── DATA RECORDS ──

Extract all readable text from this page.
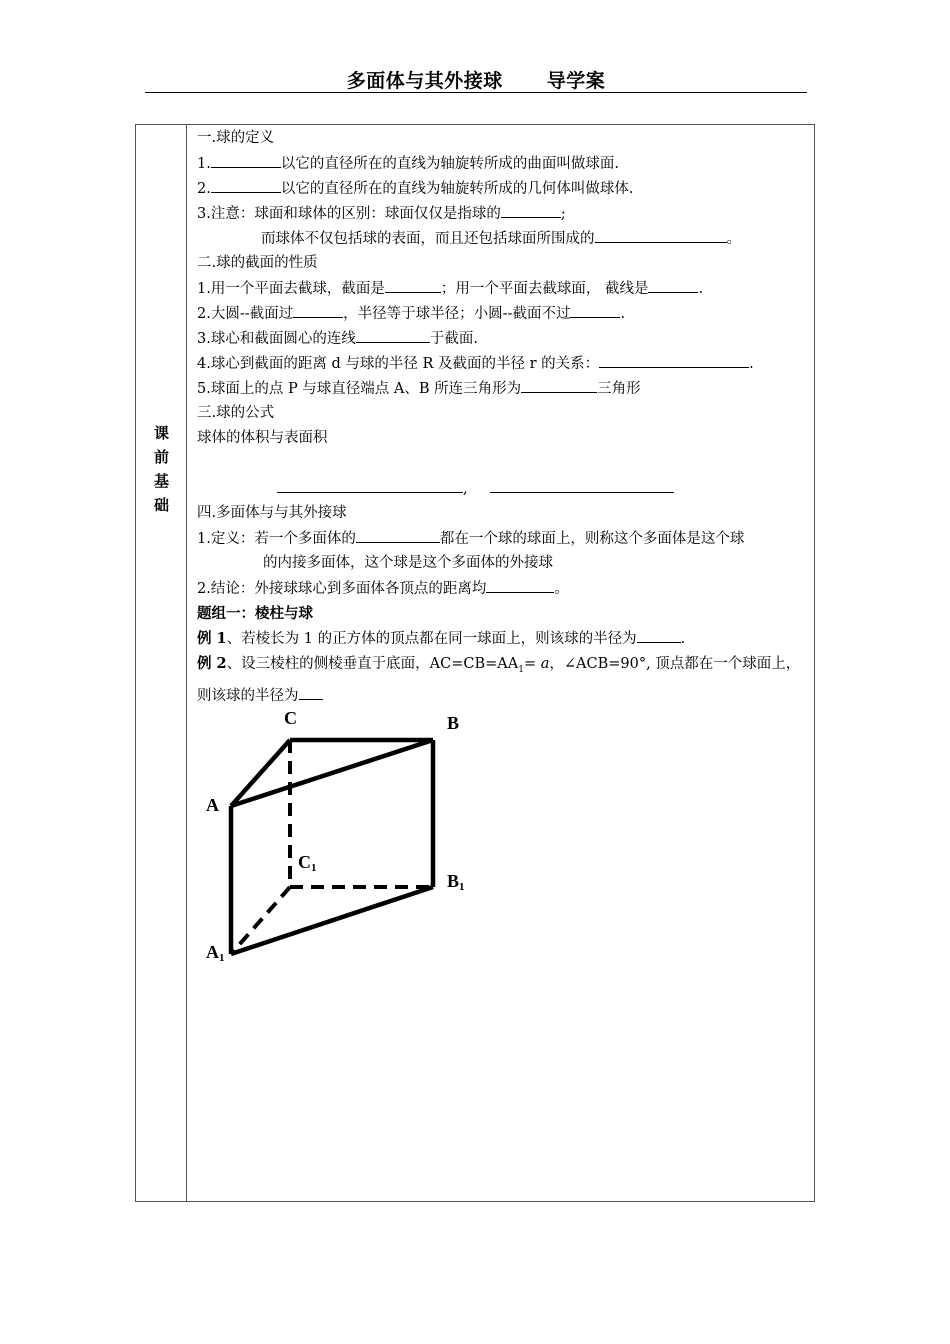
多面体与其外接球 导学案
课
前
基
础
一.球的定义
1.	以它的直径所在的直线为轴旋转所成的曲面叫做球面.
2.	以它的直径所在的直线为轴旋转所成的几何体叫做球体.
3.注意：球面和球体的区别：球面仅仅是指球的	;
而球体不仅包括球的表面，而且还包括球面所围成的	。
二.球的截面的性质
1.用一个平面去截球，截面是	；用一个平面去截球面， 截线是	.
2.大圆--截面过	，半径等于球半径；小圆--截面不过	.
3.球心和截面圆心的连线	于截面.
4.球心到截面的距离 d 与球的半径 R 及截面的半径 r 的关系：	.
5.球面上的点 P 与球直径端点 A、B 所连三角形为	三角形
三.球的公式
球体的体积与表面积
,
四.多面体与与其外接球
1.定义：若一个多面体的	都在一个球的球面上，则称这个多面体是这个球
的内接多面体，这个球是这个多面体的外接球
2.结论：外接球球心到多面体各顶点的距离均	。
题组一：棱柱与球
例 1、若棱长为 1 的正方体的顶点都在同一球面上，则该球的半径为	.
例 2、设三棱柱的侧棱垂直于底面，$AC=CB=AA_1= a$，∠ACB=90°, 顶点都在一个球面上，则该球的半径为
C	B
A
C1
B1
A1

───
── DATA RECORDS ──

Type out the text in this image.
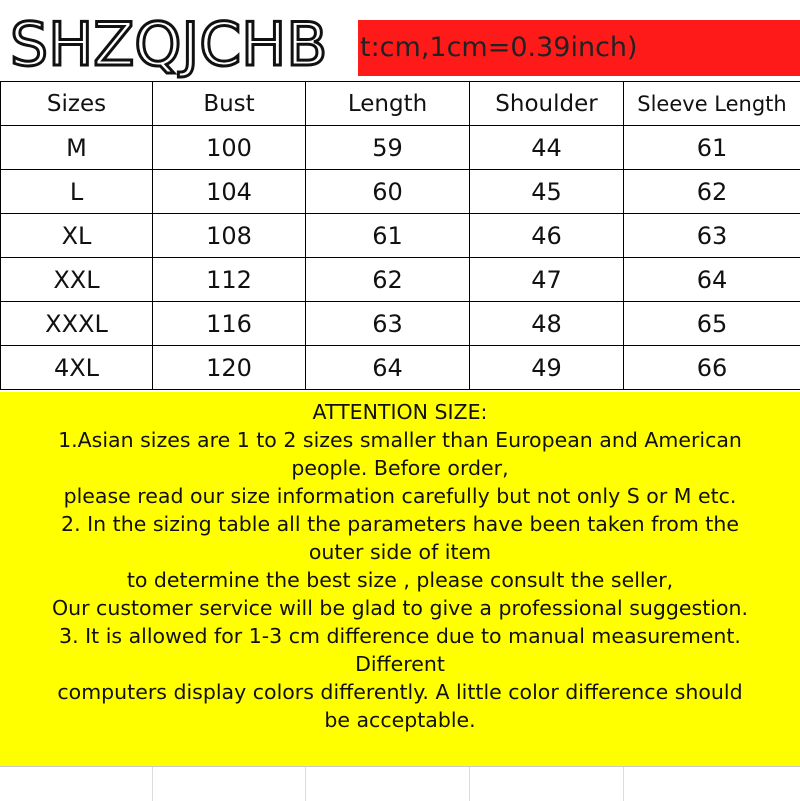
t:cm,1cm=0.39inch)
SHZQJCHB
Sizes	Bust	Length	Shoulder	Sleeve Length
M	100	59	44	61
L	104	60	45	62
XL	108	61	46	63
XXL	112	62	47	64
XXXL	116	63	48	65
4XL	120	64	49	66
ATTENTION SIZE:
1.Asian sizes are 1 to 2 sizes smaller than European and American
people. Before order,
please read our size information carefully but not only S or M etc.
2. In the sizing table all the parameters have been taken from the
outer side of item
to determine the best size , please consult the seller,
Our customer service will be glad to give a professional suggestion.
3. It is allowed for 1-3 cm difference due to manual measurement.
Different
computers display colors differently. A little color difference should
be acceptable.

───
── DATA RECORDS ──

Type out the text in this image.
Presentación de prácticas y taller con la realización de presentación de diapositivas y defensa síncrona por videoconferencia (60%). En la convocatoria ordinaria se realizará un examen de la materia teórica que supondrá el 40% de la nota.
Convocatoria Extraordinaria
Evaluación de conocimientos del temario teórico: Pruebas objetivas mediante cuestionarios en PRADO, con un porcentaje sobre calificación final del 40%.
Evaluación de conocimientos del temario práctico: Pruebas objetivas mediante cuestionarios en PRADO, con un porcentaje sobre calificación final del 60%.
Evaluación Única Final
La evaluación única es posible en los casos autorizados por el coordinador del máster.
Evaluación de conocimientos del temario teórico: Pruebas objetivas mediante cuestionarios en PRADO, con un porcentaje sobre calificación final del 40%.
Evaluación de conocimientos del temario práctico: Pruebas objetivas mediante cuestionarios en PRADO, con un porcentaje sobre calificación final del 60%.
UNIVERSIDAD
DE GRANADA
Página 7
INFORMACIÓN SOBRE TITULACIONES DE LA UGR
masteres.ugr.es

───

WORK TO BE COMPLETED
Read the entries and select each line where the word "from" is found.

EXPECTED OUTPUT
Extract all readable text from this page.
2. In the sizing table all the parameters have been taken from the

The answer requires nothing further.